Data provided:
= = =

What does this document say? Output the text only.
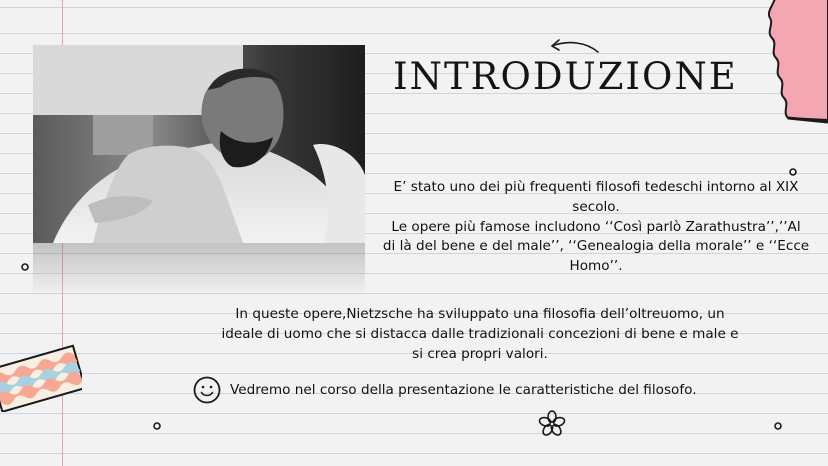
INTRODUZIONE

E’ stato uno dei più frequenti filosofi tedeschi intorno al XIX
secolo.
Le opere più famose includono ‘‘Così parlò Zarathustra’’,’’Al
di là del bene e del male’’, ‘‘Genealogia della morale’’ e ‘‘Ecce
Homo’’.

In queste opere,Nietzsche ha sviluppato una filosofia dell’oltreuomo, un ideale di uomo che si distacca dalle tradizionali concezioni di bene e male e si crea propri valori.

Vedremo nel corso della presentazione le caratteristiche del filosofo.
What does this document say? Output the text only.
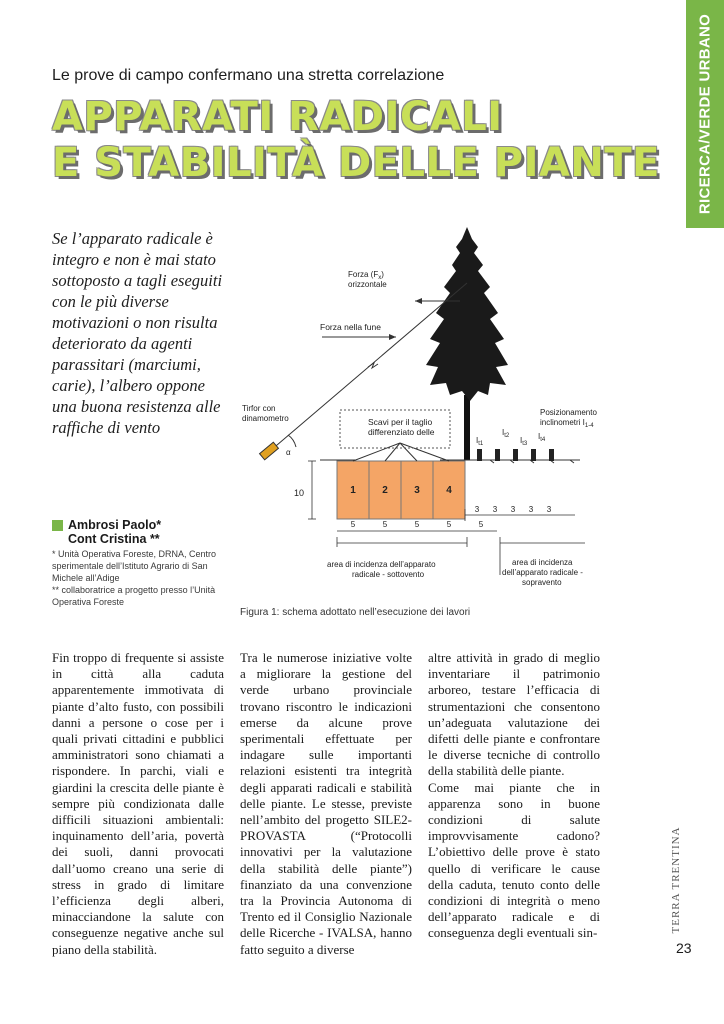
RICERCA/VERDE URBANO
Le prove di campo confermano una stretta correlazione
APPARATI RADICALI
E STABILITÀ DELLE PIANTE
Se l’apparato radicale è integro e non è mai stato sottoposto a tagli eseguiti con le più diverse motivazioni o non risulta deteriorato da agenti parassitari (marciumi, carie), l’albero oppone una buona resistenza alle raffiche di vento
Ambrosi Paolo*
Cont Cristina **

* Unità Operativa Foreste, DRNA, Centro sperimentale dell’Istituto Agrario di San Michele all’Adige

** collaboratrice a progetto presso l’Unità Operativa Foreste

1	2	3	4
$I_{t1}$
$I_{t2}$ $I_{t3}$
$I_{t4}$
10
5	5	5	5	5
3 3 3 3 3
Forza $(F_x)$
orizzontale
Forza nella fune
Tirfor con
dinamometro
α
Scavi per il taglio
differenziato delle
Posizionamento
inclinometri $I_{1-4}$
area di incidenza dell’apparato
radicale - sottovento
area di incidenza
dell’apparato radicale -
sopravento
Figura 1: schema adottato nell’esecuzione dei lavori

Fin troppo di frequente si assiste in città alla caduta apparentemente immotivata di piante d’alto fusto, con possibili danni a persone o cose per i quali privati cittadini e pubblici amministratori sono chiamati a rispondere. In parchi, viali e giardini la crescita delle piante è sempre più condizionata dalle difficili situazioni ambientali: inquinamento dell’aria, povertà dei suoli, danni provocati dall’uomo creano una serie di stress in grado di limitare l’efficienza degli alberi, minacciandone la salute con conseguenze negative anche sul piano della stabilità.

Tra le numerose iniziative volte a migliorare la gestione del verde urbano provinciale trovano riscontro le indicazioni emerse da alcune prove sperimentali effettuate per indagare sulle importanti relazioni esistenti tra integrità degli apparati radicali e stabilità delle piante. Le stesse, previste nell’ambito del progetto SILE2-PROVASTA (“Protocolli innovativi per la valutazione della stabilità delle piante”) finanziato da una convenzione tra la Provincia Autonoma di Trento ed il Consiglio Nazionale delle Ricerche - IVALSA, hanno fatto seguito a diverse

altre attività in grado di meglio inventariare il patrimonio arboreo, testare l’efficacia di strumentazioni che consentono un’adeguata valutazione dei difetti delle piante e confrontare le diverse tecniche di controllo della stabilità delle piante.

Come mai piante che in apparenza sono in buone condizioni di salute improvvisamente cadono? L’obiettivo delle prove è stato quello di verificare le cause della caduta, tenuto conto delle condizioni di integrità o meno dell’apparato radicale e di conseguenza degli eventuali sin-	TERRA TRENTINA
23
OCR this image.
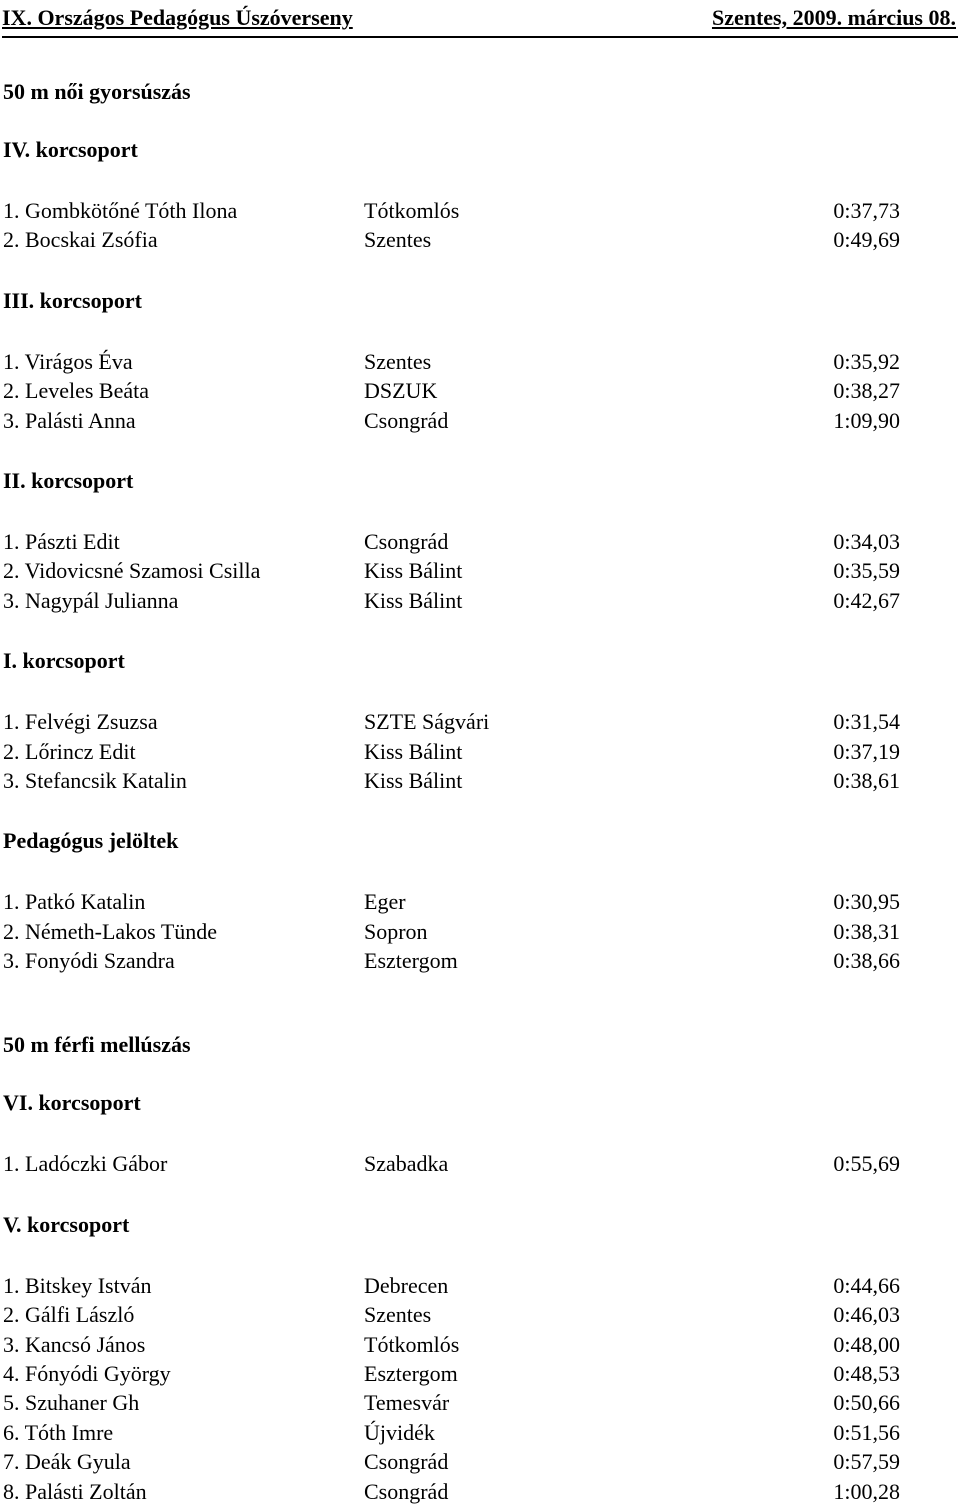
IX. Országos Pedagógus Úszóverseny	Szentes, 2009. március 08.
50 m női gyorsúszás
IV. korcsoport
1. Gombkötőné Tóth Ilona	Tótkomlós	0:37,73
2. Bocskai Zsófia	Szentes	0:49,69
III. korcsoport
1. Virágos Éva	Szentes	0:35,92
2. Leveles Beáta	DSZUK	0:38,27
3. Palásti Anna	Csongrád	1:09,90
II. korcsoport
1. Pászti Edit	Csongrád	0:34,03
2. Vidovicsné Szamosi Csilla	Kiss Bálint	0:35,59
3. Nagypál Julianna	Kiss Bálint	0:42,67
I. korcsoport
1. Felvégi Zsuzsa	SZTE Ságvári	0:31,54
2. Lőrincz Edit	Kiss Bálint	0:37,19
3. Stefancsik Katalin	Kiss Bálint	0:38,61
Pedagógus jelöltek
1. Patkó Katalin	Eger	0:30,95
2. Németh-Lakos Tünde	Sopron	0:38,31
3. Fonyódi Szandra	Esztergom	0:38,66
50 m férfi mellúszás
VI. korcsoport
1. Ladóczki Gábor	Szabadka	0:55,69
V. korcsoport
1. Bitskey István	Debrecen	0:44,66
2. Gálfi László	Szentes	0:46,03
3. Kancsó János	Tótkomlós	0:48,00
4. Fónyódi György	Esztergom	0:48,53
5. Szuhaner Gh	Temesvár	0:50,66
6. Tóth Imre	Újvidék	0:51,56
7. Deák Gyula	Csongrád	0:57,59
8. Palásti Zoltán	Csongrád	1:00,28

= = =

Requirements: Restate each entry word for word, please, but drop any images it holds.

Final answer:
What does this document say? Output the text only.
INTRODUZIONE

E’ stato uno dei più frequenti filosofi tedeschi intorno al XIX
secolo.
Le opere più famose includono ‘‘Così parlò Zarathustra’’,’’Al
di là del bene e del male’’, ‘‘Genealogia della morale’’ e ‘‘Ecce
Homo’’.

In queste opere,Nietzsche ha sviluppato una filosofia dell’oltreuomo, un ideale di uomo che si distacca dalle tradizionali concezioni di bene e male e si crea propri valori.

Vedremo nel corso della presentazione le caratteristiche del filosofo.
What does this document say? Output the text only.
RICERCA/VERDE URBANO
Le prove di campo confermano una stretta correlazione
APPARATI RADICALI
E STABILITÀ DELLE PIANTE
Se l’apparato radicale è integro e non è mai stato sottoposto a tagli eseguiti con le più diverse motivazioni o non risulta deteriorato da agenti parassitari (marciumi, carie), l’albero oppone una buona resistenza alle raffiche di vento
Ambrosi Paolo*
Cont Cristina **

* Unità Operativa Foreste, DRNA, Centro sperimentale dell’Istituto Agrario di San Michele all’Adige

** collaboratrice a progetto presso l’Unità Operativa Foreste

1	2	3	4
$I_{t1}$
$I_{t2}$ $I_{t3}$
$I_{t4}$
10
5	5	5	5	5
3 3 3 3 3
Forza $(F_x)$
orizzontale
Forza nella fune
Tirfor con
dinamometro
α
Scavi per il taglio
differenziato delle
Posizionamento
inclinometri $I_{1-4}$
area di incidenza dell’apparato
radicale - sottovento
area di incidenza
dell’apparato radicale -
sopravento
Figura 1: schema adottato nell’esecuzione dei lavori

Fin troppo di frequente si assiste in città alla caduta apparentemente immotivata di piante d’alto fusto, con possibili danni a persone o cose per i quali privati cittadini e pubblici amministratori sono chiamati a rispondere. In parchi, viali e giardini la crescita delle piante è sempre più condizionata dalle difficili situazioni ambientali: inquinamento dell’aria, povertà dei suoli, danni provocati dall’uomo creano una serie di stress in grado di limitare l’efficienza degli alberi, minacciandone la salute con conseguenze negative anche sul piano della stabilità.

Tra le numerose iniziative volte a migliorare la gestione del verde urbano provinciale trovano riscontro le indicazioni emerse da alcune prove sperimentali effettuate per indagare sulle importanti relazioni esistenti tra integrità degli apparati radicali e stabilità delle piante. Le stesse, previste nell’ambito del progetto SILE2-PROVASTA (“Protocolli innovativi per la valutazione della stabilità delle piante”) finanziato da una convenzione tra la Provincia Autonoma di Trento ed il Consiglio Nazionale delle Ricerche - IVALSA, hanno fatto seguito a diverse

altre attività in grado di meglio inventariare il patrimonio arboreo, testare l’efficacia di strumentazioni che consentono un’adeguata valutazione dei difetti delle piante e confrontare le diverse tecniche di controllo della stabilità delle piante.

Come mai piante che in apparenza sono in buone condizioni di salute improvvisamente cadono? L’obiettivo delle prove è stato quello di verificare le cause della caduta, tenuto conto delle condizioni di integrità o meno dell’apparato radicale e di conseguenza degli eventuali sin-	TERRA TRENTINA
23
OCR this image.
IX. Országos Pedagógus Úszóverseny	Szentes, 2009. március 08.
50 m női gyorsúszás
IV. korcsoport
1. Gombkötőné Tóth Ilona	Tótkomlós	0:37,73
2. Bocskai Zsófia	Szentes	0:49,69
III. korcsoport
1. Virágos Éva	Szentes	0:35,92
2. Leveles Beáta	DSZUK	0:38,27
3. Palásti Anna	Csongrád	1:09,90
II. korcsoport
1. Pászti Edit	Csongrád	0:34,03
2. Vidovicsné Szamosi Csilla	Kiss Bálint	0:35,59
3. Nagypál Julianna	Kiss Bálint	0:42,67
I. korcsoport
1. Felvégi Zsuzsa	SZTE Ságvári	0:31,54
2. Lőrincz Edit	Kiss Bálint	0:37,19
3. Stefancsik Katalin	Kiss Bálint	0:38,61
Pedagógus jelöltek
1. Patkó Katalin	Eger	0:30,95
2. Németh-Lakos Tünde	Sopron	0:38,31
3. Fonyódi Szandra	Esztergom	0:38,66
50 m férfi mellúszás
VI. korcsoport
1. Ladóczki Gábor	Szabadka	0:55,69
V. korcsoport
1. Bitskey István	Debrecen	0:44,66
2. Gálfi László	Szentes	0:46,03
3. Kancsó János	Tótkomlós	0:48,00
4. Fónyódi György	Esztergom	0:48,53
5. Szuhaner Gh	Temesvár	0:50,66
6. Tóth Imre	Újvidék	0:51,56
7. Deák Gyula	Csongrád	0:57,59
8. Palásti Zoltán	Csongrád	1:00,28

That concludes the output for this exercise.